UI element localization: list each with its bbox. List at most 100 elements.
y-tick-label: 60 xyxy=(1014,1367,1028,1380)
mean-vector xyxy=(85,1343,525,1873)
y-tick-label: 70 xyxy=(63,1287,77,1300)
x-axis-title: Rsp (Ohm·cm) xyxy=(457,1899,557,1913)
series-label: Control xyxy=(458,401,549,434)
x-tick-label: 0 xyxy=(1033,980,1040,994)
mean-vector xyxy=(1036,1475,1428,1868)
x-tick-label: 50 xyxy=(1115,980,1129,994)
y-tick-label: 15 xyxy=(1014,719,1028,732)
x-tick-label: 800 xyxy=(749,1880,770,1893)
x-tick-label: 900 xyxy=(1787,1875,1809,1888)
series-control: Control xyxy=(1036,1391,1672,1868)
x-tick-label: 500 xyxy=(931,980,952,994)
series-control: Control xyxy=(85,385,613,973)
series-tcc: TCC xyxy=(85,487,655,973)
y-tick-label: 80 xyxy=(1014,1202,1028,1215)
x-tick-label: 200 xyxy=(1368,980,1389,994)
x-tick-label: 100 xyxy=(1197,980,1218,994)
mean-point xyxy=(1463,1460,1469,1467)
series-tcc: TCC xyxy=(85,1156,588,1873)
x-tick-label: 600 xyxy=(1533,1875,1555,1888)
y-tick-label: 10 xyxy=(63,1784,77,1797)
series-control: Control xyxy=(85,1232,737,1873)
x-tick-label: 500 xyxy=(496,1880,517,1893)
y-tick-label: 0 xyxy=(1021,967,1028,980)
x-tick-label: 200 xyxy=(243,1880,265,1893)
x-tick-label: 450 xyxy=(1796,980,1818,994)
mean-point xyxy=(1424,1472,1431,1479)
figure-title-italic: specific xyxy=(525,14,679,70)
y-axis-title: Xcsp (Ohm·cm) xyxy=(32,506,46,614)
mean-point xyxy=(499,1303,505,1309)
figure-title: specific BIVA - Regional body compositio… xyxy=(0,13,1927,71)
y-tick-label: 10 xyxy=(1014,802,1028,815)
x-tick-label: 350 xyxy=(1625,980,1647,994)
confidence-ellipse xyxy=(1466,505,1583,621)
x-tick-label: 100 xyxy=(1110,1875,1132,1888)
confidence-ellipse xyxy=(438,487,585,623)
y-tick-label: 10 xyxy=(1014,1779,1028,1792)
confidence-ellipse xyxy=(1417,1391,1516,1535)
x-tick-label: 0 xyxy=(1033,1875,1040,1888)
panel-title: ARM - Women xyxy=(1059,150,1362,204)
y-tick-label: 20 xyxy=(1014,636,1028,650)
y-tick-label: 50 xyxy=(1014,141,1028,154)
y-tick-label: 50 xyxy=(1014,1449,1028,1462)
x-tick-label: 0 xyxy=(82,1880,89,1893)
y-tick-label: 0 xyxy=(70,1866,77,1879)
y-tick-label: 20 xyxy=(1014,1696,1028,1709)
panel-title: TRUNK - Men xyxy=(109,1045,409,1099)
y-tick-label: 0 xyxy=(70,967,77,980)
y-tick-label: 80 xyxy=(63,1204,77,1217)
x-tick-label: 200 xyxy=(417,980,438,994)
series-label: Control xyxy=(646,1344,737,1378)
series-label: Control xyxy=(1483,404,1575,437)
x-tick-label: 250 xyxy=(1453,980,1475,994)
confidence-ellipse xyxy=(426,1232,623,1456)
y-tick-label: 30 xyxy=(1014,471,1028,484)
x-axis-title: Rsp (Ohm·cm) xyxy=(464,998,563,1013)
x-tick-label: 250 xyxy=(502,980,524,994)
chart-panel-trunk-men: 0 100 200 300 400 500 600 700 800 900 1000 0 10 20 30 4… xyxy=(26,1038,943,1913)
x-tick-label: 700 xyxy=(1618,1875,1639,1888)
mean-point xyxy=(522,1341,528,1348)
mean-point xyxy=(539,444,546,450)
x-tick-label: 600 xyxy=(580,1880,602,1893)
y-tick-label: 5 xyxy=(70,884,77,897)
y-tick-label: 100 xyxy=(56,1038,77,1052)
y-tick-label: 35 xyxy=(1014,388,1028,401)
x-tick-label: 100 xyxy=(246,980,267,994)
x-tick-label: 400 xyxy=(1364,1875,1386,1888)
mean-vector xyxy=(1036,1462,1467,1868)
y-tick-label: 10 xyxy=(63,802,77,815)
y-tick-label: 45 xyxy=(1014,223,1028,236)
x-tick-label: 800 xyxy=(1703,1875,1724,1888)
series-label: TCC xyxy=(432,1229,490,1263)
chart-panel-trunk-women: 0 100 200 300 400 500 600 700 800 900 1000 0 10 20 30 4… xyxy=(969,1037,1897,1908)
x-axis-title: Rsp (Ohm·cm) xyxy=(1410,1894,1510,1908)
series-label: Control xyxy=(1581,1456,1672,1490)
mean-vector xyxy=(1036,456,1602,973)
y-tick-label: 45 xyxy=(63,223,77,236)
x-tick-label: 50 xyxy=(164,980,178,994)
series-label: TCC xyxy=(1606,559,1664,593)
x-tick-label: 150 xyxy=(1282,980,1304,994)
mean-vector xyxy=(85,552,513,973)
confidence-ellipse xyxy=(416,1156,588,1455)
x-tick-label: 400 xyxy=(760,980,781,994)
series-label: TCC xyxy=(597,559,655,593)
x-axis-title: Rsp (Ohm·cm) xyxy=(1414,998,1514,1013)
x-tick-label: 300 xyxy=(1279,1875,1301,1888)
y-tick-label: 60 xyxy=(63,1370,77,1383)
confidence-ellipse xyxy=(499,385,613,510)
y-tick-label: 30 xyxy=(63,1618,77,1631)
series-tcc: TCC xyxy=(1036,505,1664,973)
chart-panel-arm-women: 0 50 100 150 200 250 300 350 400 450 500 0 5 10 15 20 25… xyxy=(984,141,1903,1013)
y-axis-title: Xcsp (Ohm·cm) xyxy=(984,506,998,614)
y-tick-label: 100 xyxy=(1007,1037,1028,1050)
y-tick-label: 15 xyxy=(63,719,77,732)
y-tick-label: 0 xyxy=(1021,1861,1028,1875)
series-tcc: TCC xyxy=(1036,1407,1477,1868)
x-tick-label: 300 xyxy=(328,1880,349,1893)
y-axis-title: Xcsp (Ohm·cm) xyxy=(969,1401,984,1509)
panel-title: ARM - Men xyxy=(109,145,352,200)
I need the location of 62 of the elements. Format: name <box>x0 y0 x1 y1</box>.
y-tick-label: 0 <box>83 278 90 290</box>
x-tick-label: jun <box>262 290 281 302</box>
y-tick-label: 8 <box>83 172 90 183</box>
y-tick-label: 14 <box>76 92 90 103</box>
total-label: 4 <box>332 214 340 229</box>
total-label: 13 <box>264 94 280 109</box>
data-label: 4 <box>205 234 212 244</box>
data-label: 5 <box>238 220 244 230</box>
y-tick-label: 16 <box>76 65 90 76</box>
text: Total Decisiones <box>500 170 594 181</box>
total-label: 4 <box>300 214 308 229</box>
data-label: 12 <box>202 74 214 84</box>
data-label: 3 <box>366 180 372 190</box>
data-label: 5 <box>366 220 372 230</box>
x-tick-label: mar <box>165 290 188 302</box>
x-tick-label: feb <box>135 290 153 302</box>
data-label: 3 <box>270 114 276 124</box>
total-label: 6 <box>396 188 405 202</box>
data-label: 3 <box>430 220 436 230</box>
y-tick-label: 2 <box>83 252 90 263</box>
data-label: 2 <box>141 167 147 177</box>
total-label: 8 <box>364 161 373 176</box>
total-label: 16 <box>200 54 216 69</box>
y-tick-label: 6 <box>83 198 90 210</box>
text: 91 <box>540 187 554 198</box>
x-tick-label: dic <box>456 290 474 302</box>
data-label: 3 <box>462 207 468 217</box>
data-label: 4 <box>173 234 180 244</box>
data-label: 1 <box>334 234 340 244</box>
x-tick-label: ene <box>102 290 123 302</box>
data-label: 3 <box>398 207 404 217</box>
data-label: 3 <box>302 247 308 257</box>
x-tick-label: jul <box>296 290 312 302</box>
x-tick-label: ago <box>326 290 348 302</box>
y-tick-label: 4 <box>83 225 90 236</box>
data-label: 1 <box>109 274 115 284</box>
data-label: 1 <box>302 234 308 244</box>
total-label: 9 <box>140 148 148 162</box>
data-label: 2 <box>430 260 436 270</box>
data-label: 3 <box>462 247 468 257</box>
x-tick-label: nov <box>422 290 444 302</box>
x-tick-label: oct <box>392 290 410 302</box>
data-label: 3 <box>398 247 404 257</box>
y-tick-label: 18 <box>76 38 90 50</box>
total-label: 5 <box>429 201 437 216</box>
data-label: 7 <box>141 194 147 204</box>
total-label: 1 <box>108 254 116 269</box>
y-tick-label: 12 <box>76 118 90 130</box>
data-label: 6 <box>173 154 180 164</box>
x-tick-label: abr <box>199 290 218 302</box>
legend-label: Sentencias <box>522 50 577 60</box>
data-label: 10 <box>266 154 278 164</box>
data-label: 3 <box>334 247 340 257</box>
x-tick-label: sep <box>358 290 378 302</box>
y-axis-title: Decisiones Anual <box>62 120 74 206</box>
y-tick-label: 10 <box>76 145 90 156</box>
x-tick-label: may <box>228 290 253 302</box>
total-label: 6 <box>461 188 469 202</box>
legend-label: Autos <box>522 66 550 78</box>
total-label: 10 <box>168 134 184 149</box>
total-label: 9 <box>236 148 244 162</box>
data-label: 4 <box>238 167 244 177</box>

* _Directions for this task_
Count the lines in the items above that contain the string "figure", and reply with the number alone.

* _Answer below_
2